═══ Records supplied
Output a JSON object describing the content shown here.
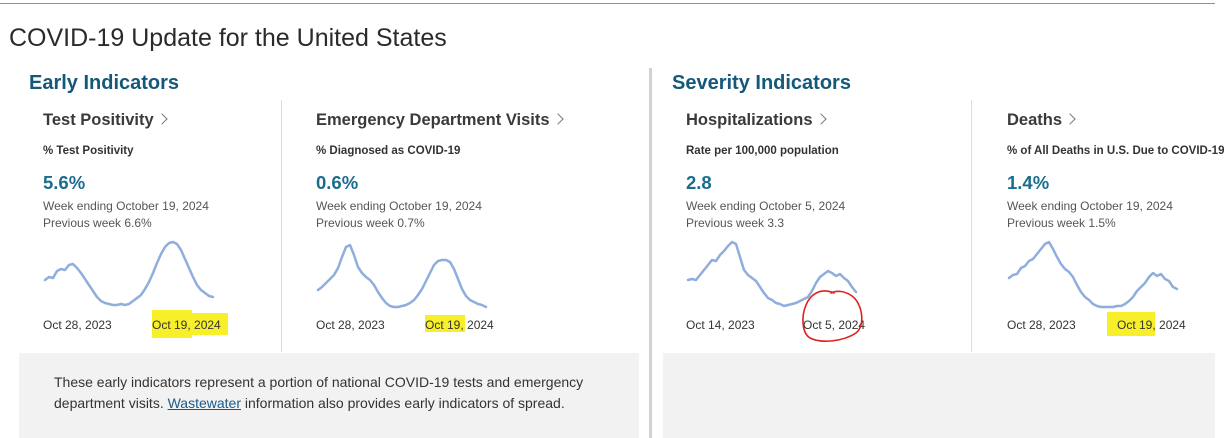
{
  "page": {
    "title": "COVID-19 Update for the United States"
  },
  "groups": {
    "early": {
      "title": "Early Indicators"
    },
    "severity": {
      "title": "Severity Indicators"
    }
  },
  "cards": [
    {
      "title": "Test Positivity",
      "metric_label": "% Test Positivity",
      "value": "5.6%",
      "week": "Week ending October 19, 2024",
      "previous": "Previous week 6.6%",
      "date_start": "Oct 28, 2023",
      "date_end": "Oct 19, 2024"
    },
    {
      "title": "Emergency Department Visits",
      "metric_label": "% Diagnosed as COVID-19",
      "value": "0.6%",
      "week": "Week ending October 19, 2024",
      "previous": "Previous week 0.7%",
      "date_start": "Oct 28, 2023",
      "date_end": "Oct 19, 2024"
    },
    {
      "title": "Hospitalizations",
      "metric_label": "Rate per 100,000 population",
      "value": "2.8",
      "week": "Week ending October 5, 2024",
      "previous": "Previous week 3.3",
      "date_start": "Oct 14, 2023",
      "date_end": "Oct 5, 2024"
    },
    {
      "title": "Deaths",
      "metric_label": "% of All Deaths in U.S. Due to COVID-19",
      "value": "1.4%",
      "week": "Week ending October 19, 2024",
      "previous": "Previous week 1.5%",
      "date_start": "Oct 28, 2023",
      "date_end": "Oct 19, 2024"
    }
  ],
  "note": {
    "before": "These early indicators represent a portion of national COVID-19 tests and emergency department visits. ",
    "link": "Wastewater",
    "after": " information also provides early indicators of spread."
  },
  "colors": {
    "accent": "#14587a",
    "value": "#1a6d8e",
    "sparkline": "#8faedd",
    "highlight": "#f5ee1e",
    "annotation": "#e0201f"
  },
  "icons": {
    "card_link": "chevron-right-icon"
  }
}
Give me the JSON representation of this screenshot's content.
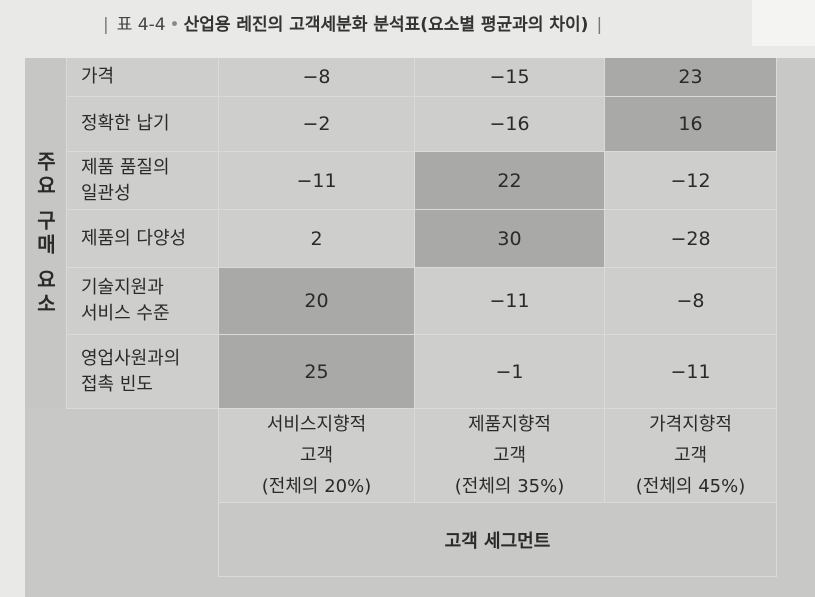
{
  "caption": {
    "label": "표 4-4",
    "title": "산업용 레진의 고객세분화 분석표(요소별 평균과의 차이)"
  },
  "side_label": "주요 구매 요소",
  "rows": [
    {
      "label": "가격",
      "values": [
        "−8",
        "−15",
        "23"
      ]
    },
    {
      "label": "정확한 납기",
      "values": [
        "−2",
        "−16",
        "16"
      ]
    },
    {
      "label": "제품 품질의\n일관성",
      "values": [
        "−11",
        "22",
        "−12"
      ]
    },
    {
      "label": "제품의 다양성",
      "values": [
        "2",
        "30",
        "−28"
      ]
    },
    {
      "label": "기술지원과\n서비스 수준",
      "values": [
        "20",
        "−11",
        "−8"
      ]
    },
    {
      "label": "영업사원과의\n접촉 빈도",
      "values": [
        "25",
        "−1",
        "−11"
      ]
    }
  ],
  "columns": [
    {
      "name": "서비스지향적",
      "sub": "고객",
      "share": "(전체의 20%)"
    },
    {
      "name": "제품지향적",
      "sub": "고객",
      "share": "(전체의 35%)"
    },
    {
      "name": "가격지향적",
      "sub": "고객",
      "share": "(전체의 45%)"
    }
  ],
  "segment_label": "고객 세그먼트",
  "highlight_color": "#a9a9a7"
}
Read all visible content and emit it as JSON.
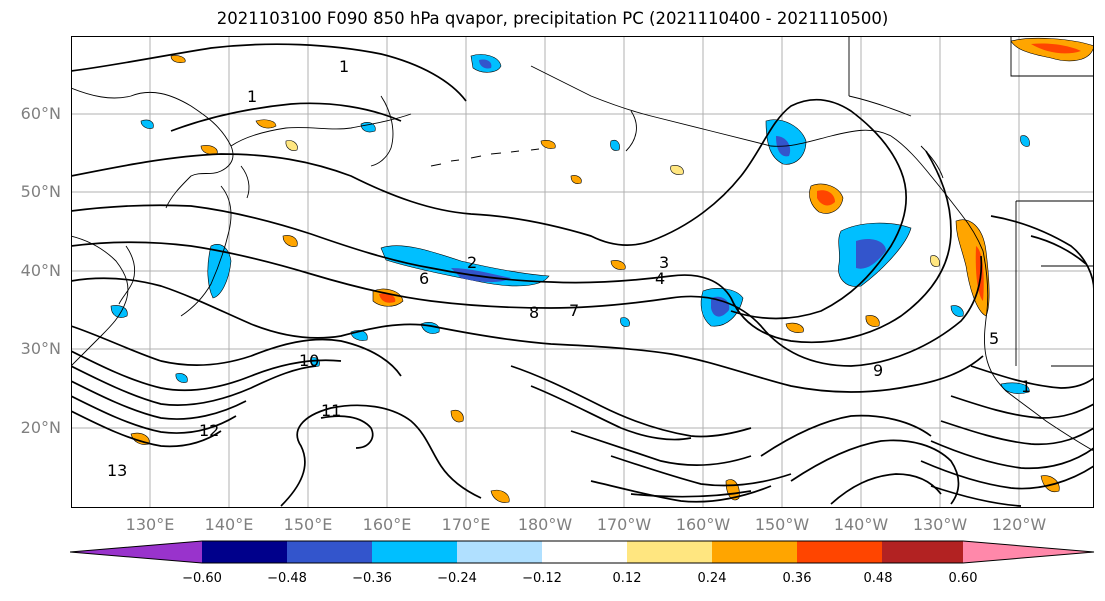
{
  "title": "2021103100 F090 850 hPa qvapor, precipitation PC (2021110400 - 2021110500)",
  "map": {
    "lat_labels": [
      "60°N",
      "50°N",
      "40°N",
      "30°N",
      "20°N"
    ],
    "lon_labels": [
      "130°E",
      "140°E",
      "150°E",
      "160°E",
      "170°E",
      "180°W",
      "170°W",
      "160°W",
      "150°W",
      "140°W",
      "130°W",
      "120°W"
    ],
    "grid": true,
    "contour_labels": [
      "1",
      "1",
      "1",
      "2",
      "3",
      "4",
      "5",
      "6",
      "7",
      "8",
      "9",
      "10",
      "11",
      "12",
      "13"
    ]
  },
  "colorbar": {
    "extend": "both",
    "ticks": [
      "−0.60",
      "−0.48",
      "−0.36",
      "−0.24",
      "−0.12",
      "0.12",
      "0.24",
      "0.36",
      "0.48",
      "0.60"
    ],
    "colors": [
      "#9933cc",
      "#00008b",
      "#3355cc",
      "#00bfff",
      "#b0e0ff",
      "#ffffff",
      "#ffe680",
      "#ffa500",
      "#ff4500",
      "#b22222",
      "#ff88aa"
    ]
  }
}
══════
**Exercise requirements**
Give nothing but the number of lines containing the string "previous".

**Exercise solution**
4